> Dataset:
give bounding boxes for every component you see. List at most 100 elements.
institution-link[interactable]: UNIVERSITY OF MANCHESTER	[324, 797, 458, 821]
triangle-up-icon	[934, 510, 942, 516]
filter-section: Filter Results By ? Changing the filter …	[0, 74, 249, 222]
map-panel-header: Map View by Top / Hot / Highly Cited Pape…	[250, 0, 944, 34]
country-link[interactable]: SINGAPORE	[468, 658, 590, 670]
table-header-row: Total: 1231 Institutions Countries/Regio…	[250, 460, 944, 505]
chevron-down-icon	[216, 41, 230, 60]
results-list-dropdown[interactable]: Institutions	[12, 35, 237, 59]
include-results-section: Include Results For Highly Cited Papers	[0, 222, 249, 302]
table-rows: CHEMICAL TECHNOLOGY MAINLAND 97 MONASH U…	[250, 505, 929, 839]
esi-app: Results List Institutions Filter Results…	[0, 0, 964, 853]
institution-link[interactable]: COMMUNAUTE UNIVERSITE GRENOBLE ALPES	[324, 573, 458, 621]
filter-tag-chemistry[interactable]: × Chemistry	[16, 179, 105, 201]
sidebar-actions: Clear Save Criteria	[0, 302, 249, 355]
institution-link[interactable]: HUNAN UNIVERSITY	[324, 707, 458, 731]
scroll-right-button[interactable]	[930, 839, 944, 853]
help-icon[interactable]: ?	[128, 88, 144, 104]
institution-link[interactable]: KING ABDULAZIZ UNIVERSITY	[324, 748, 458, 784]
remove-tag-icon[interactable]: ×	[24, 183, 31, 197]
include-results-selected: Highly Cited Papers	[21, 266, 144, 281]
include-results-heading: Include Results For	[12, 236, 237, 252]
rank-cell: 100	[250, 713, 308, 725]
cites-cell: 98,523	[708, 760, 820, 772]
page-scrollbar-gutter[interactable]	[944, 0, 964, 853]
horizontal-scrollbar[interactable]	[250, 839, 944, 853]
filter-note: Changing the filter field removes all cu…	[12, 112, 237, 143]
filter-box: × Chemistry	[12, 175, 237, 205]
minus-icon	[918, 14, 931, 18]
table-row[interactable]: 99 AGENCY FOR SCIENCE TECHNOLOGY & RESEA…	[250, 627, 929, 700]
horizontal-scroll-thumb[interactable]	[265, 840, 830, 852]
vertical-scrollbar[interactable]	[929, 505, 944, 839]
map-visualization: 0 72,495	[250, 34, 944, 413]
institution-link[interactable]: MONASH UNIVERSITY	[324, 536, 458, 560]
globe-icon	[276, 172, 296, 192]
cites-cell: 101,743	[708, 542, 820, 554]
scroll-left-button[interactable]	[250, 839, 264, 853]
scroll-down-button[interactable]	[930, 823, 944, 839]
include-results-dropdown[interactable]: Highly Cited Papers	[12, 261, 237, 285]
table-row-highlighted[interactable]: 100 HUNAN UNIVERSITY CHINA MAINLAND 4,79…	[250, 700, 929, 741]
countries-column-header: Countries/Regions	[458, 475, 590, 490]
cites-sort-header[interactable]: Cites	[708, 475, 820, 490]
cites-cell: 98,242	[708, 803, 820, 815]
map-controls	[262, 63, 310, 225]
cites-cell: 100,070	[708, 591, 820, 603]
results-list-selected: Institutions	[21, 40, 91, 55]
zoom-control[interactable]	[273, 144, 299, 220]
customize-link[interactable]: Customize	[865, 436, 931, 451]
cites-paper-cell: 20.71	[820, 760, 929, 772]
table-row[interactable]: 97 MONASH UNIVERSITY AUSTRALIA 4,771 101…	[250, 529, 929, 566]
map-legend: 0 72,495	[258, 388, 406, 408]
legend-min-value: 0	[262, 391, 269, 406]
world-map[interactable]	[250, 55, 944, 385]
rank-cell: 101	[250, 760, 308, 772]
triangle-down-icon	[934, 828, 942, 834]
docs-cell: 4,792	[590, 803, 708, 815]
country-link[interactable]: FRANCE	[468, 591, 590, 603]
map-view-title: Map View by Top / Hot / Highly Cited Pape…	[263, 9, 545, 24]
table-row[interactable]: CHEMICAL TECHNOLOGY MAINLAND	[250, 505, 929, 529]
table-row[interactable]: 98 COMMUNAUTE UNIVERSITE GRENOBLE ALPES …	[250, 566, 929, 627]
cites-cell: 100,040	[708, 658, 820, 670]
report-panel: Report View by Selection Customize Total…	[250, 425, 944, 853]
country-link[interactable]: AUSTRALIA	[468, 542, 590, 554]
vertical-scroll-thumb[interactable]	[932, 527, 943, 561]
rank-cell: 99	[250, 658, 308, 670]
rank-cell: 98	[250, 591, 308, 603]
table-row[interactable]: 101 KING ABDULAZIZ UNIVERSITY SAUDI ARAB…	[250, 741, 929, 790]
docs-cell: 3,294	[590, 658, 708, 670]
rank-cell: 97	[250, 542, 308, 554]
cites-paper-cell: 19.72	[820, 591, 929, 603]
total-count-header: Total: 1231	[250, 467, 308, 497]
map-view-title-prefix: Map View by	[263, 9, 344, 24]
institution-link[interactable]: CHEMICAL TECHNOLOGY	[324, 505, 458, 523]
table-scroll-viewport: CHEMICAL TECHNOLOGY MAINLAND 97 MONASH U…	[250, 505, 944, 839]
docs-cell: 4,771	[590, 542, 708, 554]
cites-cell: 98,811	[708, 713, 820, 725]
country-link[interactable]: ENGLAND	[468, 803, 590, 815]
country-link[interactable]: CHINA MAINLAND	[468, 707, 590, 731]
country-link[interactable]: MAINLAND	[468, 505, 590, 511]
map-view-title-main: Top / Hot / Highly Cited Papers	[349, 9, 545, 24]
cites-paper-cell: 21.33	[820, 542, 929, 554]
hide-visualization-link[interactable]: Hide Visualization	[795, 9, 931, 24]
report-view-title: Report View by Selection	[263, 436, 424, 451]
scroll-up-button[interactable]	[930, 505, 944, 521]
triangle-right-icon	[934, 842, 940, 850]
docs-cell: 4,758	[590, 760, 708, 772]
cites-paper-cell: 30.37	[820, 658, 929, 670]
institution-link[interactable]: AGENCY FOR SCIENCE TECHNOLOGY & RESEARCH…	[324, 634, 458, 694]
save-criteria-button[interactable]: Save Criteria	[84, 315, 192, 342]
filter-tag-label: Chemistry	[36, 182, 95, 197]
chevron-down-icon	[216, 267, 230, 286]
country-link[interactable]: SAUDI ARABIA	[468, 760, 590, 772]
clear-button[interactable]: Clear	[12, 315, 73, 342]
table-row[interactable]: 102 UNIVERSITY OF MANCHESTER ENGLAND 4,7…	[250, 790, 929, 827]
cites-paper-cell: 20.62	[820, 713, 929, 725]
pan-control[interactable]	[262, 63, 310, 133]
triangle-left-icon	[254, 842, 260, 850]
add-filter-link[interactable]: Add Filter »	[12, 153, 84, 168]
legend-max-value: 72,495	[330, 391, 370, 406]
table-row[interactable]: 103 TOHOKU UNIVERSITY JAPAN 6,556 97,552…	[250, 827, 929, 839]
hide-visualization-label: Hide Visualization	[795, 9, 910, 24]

> Problem: Please pull every line above into your reply, reproducing each one character for character.

> The response:
give bounding boxes for every component you see. List at most 100 elements.
institution-link[interactable]: UNIVERSITY OF MANCHESTER	[324, 797, 458, 821]
triangle-up-icon	[934, 510, 942, 516]
filter-section: Filter Results By ? Changing the filter …	[0, 74, 249, 222]
map-panel-header: Map View by Top / Hot / Highly Cited Pape…	[250, 0, 944, 34]
country-link[interactable]: SINGAPORE	[468, 658, 590, 670]
table-header-row: Total: 1231 Institutions Countries/Regio…	[250, 460, 944, 505]
chevron-down-icon	[216, 41, 230, 60]
results-list-dropdown[interactable]: Institutions	[12, 35, 237, 59]
include-results-section: Include Results For Highly Cited Papers	[0, 222, 249, 302]
table-rows: CHEMICAL TECHNOLOGY MAINLAND 97 MONASH U…	[250, 505, 929, 839]
esi-app: Results List Institutions Filter Results…	[0, 0, 964, 853]
institution-link[interactable]: COMMUNAUTE UNIVERSITE GRENOBLE ALPES	[324, 573, 458, 621]
filter-tag-chemistry[interactable]: × Chemistry	[16, 179, 105, 201]
sidebar-actions: Clear Save Criteria	[0, 302, 249, 355]
institution-link[interactable]: HUNAN UNIVERSITY	[324, 707, 458, 731]
scroll-right-button[interactable]	[930, 839, 944, 853]
help-icon[interactable]: ?	[128, 88, 144, 104]
institution-link[interactable]: KING ABDULAZIZ UNIVERSITY	[324, 748, 458, 784]
remove-tag-icon[interactable]: ×	[24, 183, 31, 197]
include-results-selected: Highly Cited Papers	[21, 266, 144, 281]
include-results-heading: Include Results For	[12, 236, 237, 252]
rank-cell: 100	[250, 713, 308, 725]
cites-cell: 98,523	[708, 760, 820, 772]
page-scrollbar-gutter[interactable]	[944, 0, 964, 853]
horizontal-scrollbar[interactable]	[250, 839, 944, 853]
filter-note: Changing the filter field removes all cu…	[12, 112, 237, 143]
filter-box: × Chemistry	[12, 175, 237, 205]
minus-icon	[918, 14, 931, 18]
table-row[interactable]: 99 AGENCY FOR SCIENCE TECHNOLOGY & RESEA…	[250, 627, 929, 700]
horizontal-scroll-thumb[interactable]	[265, 840, 830, 852]
vertical-scrollbar[interactable]	[929, 505, 944, 839]
map-visualization: 0 72,495	[250, 34, 944, 413]
institution-link[interactable]: MONASH UNIVERSITY	[324, 536, 458, 560]
globe-icon	[276, 172, 296, 192]
cites-cell: 101,743	[708, 542, 820, 554]
scroll-left-button[interactable]	[250, 839, 264, 853]
scroll-down-button[interactable]	[930, 823, 944, 839]
include-results-dropdown[interactable]: Highly Cited Papers	[12, 261, 237, 285]
table-row-highlighted[interactable]: 100 HUNAN UNIVERSITY CHINA MAINLAND 4,79…	[250, 700, 929, 741]
countries-column-header: Countries/Regions	[458, 475, 590, 490]
cites-sort-header[interactable]: Cites	[708, 475, 820, 490]
cites-cell: 98,242	[708, 803, 820, 815]
map-controls	[262, 63, 310, 225]
cites-cell: 100,070	[708, 591, 820, 603]
results-list-selected: Institutions	[21, 40, 91, 55]
zoom-control[interactable]	[273, 144, 299, 220]
customize-link[interactable]: Customize	[865, 436, 931, 451]
cites-paper-cell: 20.71	[820, 760, 929, 772]
table-row[interactable]: 97 MONASH UNIVERSITY AUSTRALIA 4,771 101…	[250, 529, 929, 566]
map-legend: 0 72,495	[258, 388, 406, 408]
legend-min-value: 0	[262, 391, 269, 406]
world-map[interactable]	[250, 55, 944, 385]
rank-cell: 101	[250, 760, 308, 772]
triangle-down-icon	[934, 828, 942, 834]
docs-cell: 4,792	[590, 803, 708, 815]
country-link[interactable]: FRANCE	[468, 591, 590, 603]
map-view-title: Map View by Top / Hot / Highly Cited Pape…	[263, 9, 545, 24]
table-row[interactable]: CHEMICAL TECHNOLOGY MAINLAND	[250, 505, 929, 529]
table-row[interactable]: 98 COMMUNAUTE UNIVERSITE GRENOBLE ALPES …	[250, 566, 929, 627]
cites-cell: 100,040	[708, 658, 820, 670]
report-panel: Report View by Selection Customize Total…	[250, 425, 944, 853]
country-link[interactable]: AUSTRALIA	[468, 542, 590, 554]
vertical-scroll-thumb[interactable]	[932, 527, 943, 561]
rank-cell: 99	[250, 658, 308, 670]
rank-cell: 98	[250, 591, 308, 603]
table-row[interactable]: 101 KING ABDULAZIZ UNIVERSITY SAUDI ARAB…	[250, 741, 929, 790]
docs-cell: 3,294	[590, 658, 708, 670]
rank-cell: 97	[250, 542, 308, 554]
cites-paper-cell: 19.72	[820, 591, 929, 603]
total-count-header: Total: 1231	[250, 467, 308, 497]
map-view-title-prefix: Map View by	[263, 9, 344, 24]
institution-link[interactable]: CHEMICAL TECHNOLOGY	[324, 505, 458, 523]
table-scroll-viewport: CHEMICAL TECHNOLOGY MAINLAND 97 MONASH U…	[250, 505, 944, 839]
docs-cell: 4,771	[590, 542, 708, 554]
cites-cell: 98,811	[708, 713, 820, 725]
country-link[interactable]: ENGLAND	[468, 803, 590, 815]
country-link[interactable]: CHINA MAINLAND	[468, 707, 590, 731]
country-link[interactable]: MAINLAND	[468, 505, 590, 511]
map-view-title-main: Top / Hot / Highly Cited Papers	[349, 9, 545, 24]
cites-paper-cell: 21.33	[820, 542, 929, 554]
hide-visualization-link[interactable]: Hide Visualization	[795, 9, 931, 24]
report-view-title: Report View by Selection	[263, 436, 424, 451]
scroll-up-button[interactable]	[930, 505, 944, 521]
triangle-right-icon	[934, 842, 940, 850]
docs-cell: 4,758	[590, 760, 708, 772]
cites-paper-cell: 30.37	[820, 658, 929, 670]
institution-link[interactable]: AGENCY FOR SCIENCE TECHNOLOGY & RESEARCH…	[324, 634, 458, 694]
save-criteria-button[interactable]: Save Criteria	[84, 315, 192, 342]
filter-tag-label: Chemistry	[36, 182, 95, 197]
chevron-down-icon	[216, 267, 230, 286]
country-link[interactable]: SAUDI ARABIA	[468, 760, 590, 772]
clear-button[interactable]: Clear	[12, 315, 73, 342]
table-row[interactable]: 102 UNIVERSITY OF MANCHESTER ENGLAND 4,7…	[250, 790, 929, 827]
cites-paper-cell: 20.62	[820, 713, 929, 725]
pan-control[interactable]	[262, 63, 310, 133]
triangle-left-icon	[254, 842, 260, 850]
add-filter-link[interactable]: Add Filter »	[12, 153, 84, 168]
legend-max-value: 72,495	[330, 391, 370, 406]
table-row[interactable]: 103 TOHOKU UNIVERSITY JAPAN 6,556 97,552…	[250, 827, 929, 839]
hide-visualization-label: Hide Visualization	[795, 9, 910, 24]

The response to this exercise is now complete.